Start MATERIAL TO PROCESS
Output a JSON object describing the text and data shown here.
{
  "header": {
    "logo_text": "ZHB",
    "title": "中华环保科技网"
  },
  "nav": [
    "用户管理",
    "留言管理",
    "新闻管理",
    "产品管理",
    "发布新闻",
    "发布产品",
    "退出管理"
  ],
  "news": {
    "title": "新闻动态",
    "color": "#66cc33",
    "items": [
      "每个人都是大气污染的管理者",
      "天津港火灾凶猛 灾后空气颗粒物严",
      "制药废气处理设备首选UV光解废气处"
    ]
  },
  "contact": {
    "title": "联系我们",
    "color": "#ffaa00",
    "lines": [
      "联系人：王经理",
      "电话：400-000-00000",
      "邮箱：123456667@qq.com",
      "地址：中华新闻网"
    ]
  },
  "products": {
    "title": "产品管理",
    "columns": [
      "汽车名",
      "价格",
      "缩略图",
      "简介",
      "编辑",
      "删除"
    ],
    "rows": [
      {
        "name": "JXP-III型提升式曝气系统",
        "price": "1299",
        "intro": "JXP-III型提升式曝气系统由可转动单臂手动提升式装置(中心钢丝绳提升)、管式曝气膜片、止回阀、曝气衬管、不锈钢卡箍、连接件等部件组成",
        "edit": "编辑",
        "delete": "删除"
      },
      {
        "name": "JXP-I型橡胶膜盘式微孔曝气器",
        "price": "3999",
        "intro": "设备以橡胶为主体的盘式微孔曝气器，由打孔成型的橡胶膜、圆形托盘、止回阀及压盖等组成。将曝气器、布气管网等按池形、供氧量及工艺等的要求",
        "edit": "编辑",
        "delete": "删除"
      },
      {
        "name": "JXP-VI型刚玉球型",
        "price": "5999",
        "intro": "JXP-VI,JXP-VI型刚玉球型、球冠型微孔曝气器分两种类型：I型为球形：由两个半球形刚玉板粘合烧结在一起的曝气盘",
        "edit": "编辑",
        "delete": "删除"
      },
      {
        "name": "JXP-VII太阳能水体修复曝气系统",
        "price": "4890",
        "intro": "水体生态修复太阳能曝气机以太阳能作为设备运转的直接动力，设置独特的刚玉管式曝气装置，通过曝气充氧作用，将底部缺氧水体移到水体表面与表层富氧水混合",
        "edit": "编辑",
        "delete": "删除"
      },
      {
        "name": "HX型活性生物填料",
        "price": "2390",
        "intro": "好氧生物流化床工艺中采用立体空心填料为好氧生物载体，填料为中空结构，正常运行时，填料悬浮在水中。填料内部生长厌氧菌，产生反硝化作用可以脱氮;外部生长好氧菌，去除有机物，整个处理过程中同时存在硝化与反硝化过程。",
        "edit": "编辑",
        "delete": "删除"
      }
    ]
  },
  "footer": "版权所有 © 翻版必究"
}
End MATERIAL TO PROCESS
**WRITTEN REQUEST**
Copy out the material above in its entirety. Every detail must match.

**RESPONSE TO THE TASK**
Output a JSON object describing the text and data shown here.
{
  "header": {
    "logo_text": "ZHB",
    "title": "中华环保科技网"
  },
  "nav": [
    "用户管理",
    "留言管理",
    "新闻管理",
    "产品管理",
    "发布新闻",
    "发布产品",
    "退出管理"
  ],
  "news": {
    "title": "新闻动态",
    "color": "#66cc33",
    "items": [
      "每个人都是大气污染的管理者",
      "天津港火灾凶猛 灾后空气颗粒物严",
      "制药废气处理设备首选UV光解废气处"
    ]
  },
  "contact": {
    "title": "联系我们",
    "color": "#ffaa00",
    "lines": [
      "联系人：王经理",
      "电话：400-000-00000",
      "邮箱：123456667@qq.com",
      "地址：中华新闻网"
    ]
  },
  "products": {
    "title": "产品管理",
    "columns": [
      "汽车名",
      "价格",
      "缩略图",
      "简介",
      "编辑",
      "删除"
    ],
    "rows": [
      {
        "name": "JXP-III型提升式曝气系统",
        "price": "1299",
        "intro": "JXP-III型提升式曝气系统由可转动单臂手动提升式装置(中心钢丝绳提升)、管式曝气膜片、止回阀、曝气衬管、不锈钢卡箍、连接件等部件组成",
        "edit": "编辑",
        "delete": "删除"
      },
      {
        "name": "JXP-I型橡胶膜盘式微孔曝气器",
        "price": "3999",
        "intro": "设备以橡胶为主体的盘式微孔曝气器，由打孔成型的橡胶膜、圆形托盘、止回阀及压盖等组成。将曝气器、布气管网等按池形、供氧量及工艺等的要求",
        "edit": "编辑",
        "delete": "删除"
      },
      {
        "name": "JXP-VI型刚玉球型",
        "price": "5999",
        "intro": "JXP-VI,JXP-VI型刚玉球型、球冠型微孔曝气器分两种类型：I型为球形：由两个半球形刚玉板粘合烧结在一起的曝气盘",
        "edit": "编辑",
        "delete": "删除"
      },
      {
        "name": "JXP-VII太阳能水体修复曝气系统",
        "price": "4890",
        "intro": "水体生态修复太阳能曝气机以太阳能作为设备运转的直接动力，设置独特的刚玉管式曝气装置，通过曝气充氧作用，将底部缺氧水体移到水体表面与表层富氧水混合",
        "edit": "编辑",
        "delete": "删除"
      },
      {
        "name": "HX型活性生物填料",
        "price": "2390",
        "intro": "好氧生物流化床工艺中采用立体空心填料为好氧生物载体，填料为中空结构，正常运行时，填料悬浮在水中。填料内部生长厌氧菌，产生反硝化作用可以脱氮;外部生长好氧菌，去除有机物，整个处理过程中同时存在硝化与反硝化过程。",
        "edit": "编辑",
        "delete": "删除"
      }
    ]
  },
  "footer": "版权所有 © 翻版必究"
}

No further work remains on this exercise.